**Written problem:** Can all of these lines be returned exactly?

**Supplied data:**
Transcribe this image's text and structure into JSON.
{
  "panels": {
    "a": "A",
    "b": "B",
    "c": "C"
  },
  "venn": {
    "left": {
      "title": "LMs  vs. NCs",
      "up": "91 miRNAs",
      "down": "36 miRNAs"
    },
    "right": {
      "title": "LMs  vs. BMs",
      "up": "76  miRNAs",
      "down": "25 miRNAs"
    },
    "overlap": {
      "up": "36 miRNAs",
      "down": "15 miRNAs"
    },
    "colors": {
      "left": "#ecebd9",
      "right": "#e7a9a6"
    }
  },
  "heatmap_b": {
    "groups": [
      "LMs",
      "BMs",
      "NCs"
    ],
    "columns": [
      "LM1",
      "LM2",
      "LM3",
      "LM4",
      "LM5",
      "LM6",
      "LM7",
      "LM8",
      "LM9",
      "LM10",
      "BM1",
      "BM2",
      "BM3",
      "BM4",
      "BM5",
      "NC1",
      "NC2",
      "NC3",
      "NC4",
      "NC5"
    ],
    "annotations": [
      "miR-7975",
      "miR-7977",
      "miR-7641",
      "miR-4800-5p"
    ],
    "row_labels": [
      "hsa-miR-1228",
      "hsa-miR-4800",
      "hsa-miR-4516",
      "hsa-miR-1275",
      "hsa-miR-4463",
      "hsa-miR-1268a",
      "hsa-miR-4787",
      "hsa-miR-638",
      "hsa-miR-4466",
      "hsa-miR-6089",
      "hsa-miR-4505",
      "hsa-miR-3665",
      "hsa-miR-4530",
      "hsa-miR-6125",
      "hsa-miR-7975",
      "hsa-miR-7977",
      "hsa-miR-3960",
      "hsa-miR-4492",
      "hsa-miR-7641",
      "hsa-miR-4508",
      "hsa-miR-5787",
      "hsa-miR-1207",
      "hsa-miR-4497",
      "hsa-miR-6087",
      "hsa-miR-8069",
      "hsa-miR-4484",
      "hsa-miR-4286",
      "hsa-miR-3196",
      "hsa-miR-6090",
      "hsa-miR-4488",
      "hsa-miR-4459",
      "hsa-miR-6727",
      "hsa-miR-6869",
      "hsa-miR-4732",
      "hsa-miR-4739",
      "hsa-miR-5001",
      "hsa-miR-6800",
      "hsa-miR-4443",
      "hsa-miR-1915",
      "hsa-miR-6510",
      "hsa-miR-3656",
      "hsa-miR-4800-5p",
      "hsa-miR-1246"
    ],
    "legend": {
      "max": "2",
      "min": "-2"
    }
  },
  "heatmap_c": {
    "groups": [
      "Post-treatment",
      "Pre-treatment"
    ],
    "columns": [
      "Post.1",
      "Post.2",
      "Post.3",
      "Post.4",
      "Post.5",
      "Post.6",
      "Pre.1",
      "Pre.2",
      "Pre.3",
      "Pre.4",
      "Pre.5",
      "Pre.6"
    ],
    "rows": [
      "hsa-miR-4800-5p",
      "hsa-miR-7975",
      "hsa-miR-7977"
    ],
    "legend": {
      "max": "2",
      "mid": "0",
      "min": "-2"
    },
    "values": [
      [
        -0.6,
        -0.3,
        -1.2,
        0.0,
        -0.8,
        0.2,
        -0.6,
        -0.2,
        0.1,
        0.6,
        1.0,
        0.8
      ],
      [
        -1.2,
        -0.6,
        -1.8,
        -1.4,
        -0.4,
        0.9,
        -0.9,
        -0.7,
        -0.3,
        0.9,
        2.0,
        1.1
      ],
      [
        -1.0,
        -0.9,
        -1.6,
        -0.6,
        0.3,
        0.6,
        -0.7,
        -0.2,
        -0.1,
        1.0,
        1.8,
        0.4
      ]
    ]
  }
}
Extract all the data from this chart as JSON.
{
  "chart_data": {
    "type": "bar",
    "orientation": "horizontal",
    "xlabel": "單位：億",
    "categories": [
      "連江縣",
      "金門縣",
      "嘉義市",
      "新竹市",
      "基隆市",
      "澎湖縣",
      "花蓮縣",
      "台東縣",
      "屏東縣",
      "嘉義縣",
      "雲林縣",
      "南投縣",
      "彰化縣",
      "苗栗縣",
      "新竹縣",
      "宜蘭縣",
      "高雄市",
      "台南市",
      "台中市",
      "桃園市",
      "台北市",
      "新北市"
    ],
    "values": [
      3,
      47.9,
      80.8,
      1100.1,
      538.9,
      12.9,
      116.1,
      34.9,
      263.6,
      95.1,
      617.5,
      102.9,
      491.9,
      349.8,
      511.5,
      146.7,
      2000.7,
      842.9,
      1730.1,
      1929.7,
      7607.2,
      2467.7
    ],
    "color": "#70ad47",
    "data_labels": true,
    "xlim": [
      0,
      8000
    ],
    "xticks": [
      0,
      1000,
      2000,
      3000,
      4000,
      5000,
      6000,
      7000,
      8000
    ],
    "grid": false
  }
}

**Worked answer:**
Transcribe this image's text and structure into JSON.
{
  "panels": {
    "a": "A",
    "b": "B",
    "c": "C"
  },
  "venn": {
    "left": {
      "title": "LMs  vs. NCs",
      "up": "91 miRNAs",
      "down": "36 miRNAs"
    },
    "right": {
      "title": "LMs  vs. BMs",
      "up": "76  miRNAs",
      "down": "25 miRNAs"
    },
    "overlap": {
      "up": "36 miRNAs",
      "down": "15 miRNAs"
    },
    "colors": {
      "left": "#ecebd9",
      "right": "#e7a9a6"
    }
  },
  "heatmap_b": {
    "groups": [
      "LMs",
      "BMs",
      "NCs"
    ],
    "columns": [
      "LM1",
      "LM2",
      "LM3",
      "LM4",
      "LM5",
      "LM6",
      "LM7",
      "LM8",
      "LM9",
      "LM10",
      "BM1",
      "BM2",
      "BM3",
      "BM4",
      "BM5",
      "NC1",
      "NC2",
      "NC3",
      "NC4",
      "NC5"
    ],
    "annotations": [
      "miR-7975",
      "miR-7977",
      "miR-7641",
      "miR-4800-5p"
    ],
    "row_labels": [
      "hsa-miR-1228",
      "hsa-miR-4800",
      "hsa-miR-4516",
      "hsa-miR-1275",
      "hsa-miR-4463",
      "hsa-miR-1268a",
      "hsa-miR-4787",
      "hsa-miR-638",
      "hsa-miR-4466",
      "hsa-miR-6089",
      "hsa-miR-4505",
      "hsa-miR-3665",
      "hsa-miR-4530",
      "hsa-miR-6125",
      "hsa-miR-7975",
      "hsa-miR-7977",
      "hsa-miR-3960",
      "hsa-miR-4492",
      "hsa-miR-7641",
      "hsa-miR-4508",
      "hsa-miR-5787",
      "hsa-miR-1207",
      "hsa-miR-4497",
      "hsa-miR-6087",
      "hsa-miR-8069",
      "hsa-miR-4484",
      "hsa-miR-4286",
      "hsa-miR-3196",
      "hsa-miR-6090",
      "hsa-miR-4488",
      "hsa-miR-4459",
      "hsa-miR-6727",
      "hsa-miR-6869",
      "hsa-miR-4732",
      "hsa-miR-4739",
      "hsa-miR-5001",
      "hsa-miR-6800",
      "hsa-miR-4443",
      "hsa-miR-1915",
      "hsa-miR-6510",
      "hsa-miR-3656",
      "hsa-miR-4800-5p",
      "hsa-miR-1246"
    ],
    "legend": {
      "max": "2",
      "min": "-2"
    }
  },
  "heatmap_c": {
    "groups": [
      "Post-treatment",
      "Pre-treatment"
    ],
    "columns": [
      "Post.1",
      "Post.2",
      "Post.3",
      "Post.4",
      "Post.5",
      "Post.6",
      "Pre.1",
      "Pre.2",
      "Pre.3",
      "Pre.4",
      "Pre.5",
      "Pre.6"
    ],
    "rows": [
      "hsa-miR-4800-5p",
      "hsa-miR-7975",
      "hsa-miR-7977"
    ],
    "legend": {
      "max": "2",
      "mid": "0",
      "min": "-2"
    },
    "values": [
      [
        -0.6,
        -0.3,
        -1.2,
        0.0,
        -0.8,
        0.2,
        -0.6,
        -0.2,
        0.1,
        0.6,
        1.0,
        0.8
      ],
      [
        -1.2,
        -0.6,
        -1.8,
        -1.4,
        -0.4,
        0.9,
        -0.9,
        -0.7,
        -0.3,
        0.9,
        2.0,
        1.1
      ],
      [
        -1.0,
        -0.9,
        -1.6,
        -0.6,
        0.3,
        0.6,
        -0.7,
        -0.2,
        -0.1,
        1.0,
        1.8,
        0.4
      ]
    ]
  }
}
Extract all the data from this chart as JSON.
{
  "chart_data": {
    "type": "bar",
    "orientation": "horizontal",
    "xlabel": "單位：億",
    "categories": [
      "連江縣",
      "金門縣",
      "嘉義市",
      "新竹市",
      "基隆市",
      "澎湖縣",
      "花蓮縣",
      "台東縣",
      "屏東縣",
      "嘉義縣",
      "雲林縣",
      "南投縣",
      "彰化縣",
      "苗栗縣",
      "新竹縣",
      "宜蘭縣",
      "高雄市",
      "台南市",
      "台中市",
      "桃園市",
      "台北市",
      "新北市"
    ],
    "values": [
      3,
      47.9,
      80.8,
      1100.1,
      538.9,
      12.9,
      116.1,
      34.9,
      263.6,
      95.1,
      617.5,
      102.9,
      491.9,
      349.8,
      511.5,
      146.7,
      2000.7,
      842.9,
      1730.1,
      1929.7,
      7607.2,
      2467.7
    ],
    "color": "#70ad47",
    "data_labels": true,
    "xlim": [
      0,
      8000
    ],
    "xticks": [
      0,
      1000,
      2000,
      3000,
      4000,
      5000,
      6000,
      7000,
      8000
    ],
    "grid": false
  }
}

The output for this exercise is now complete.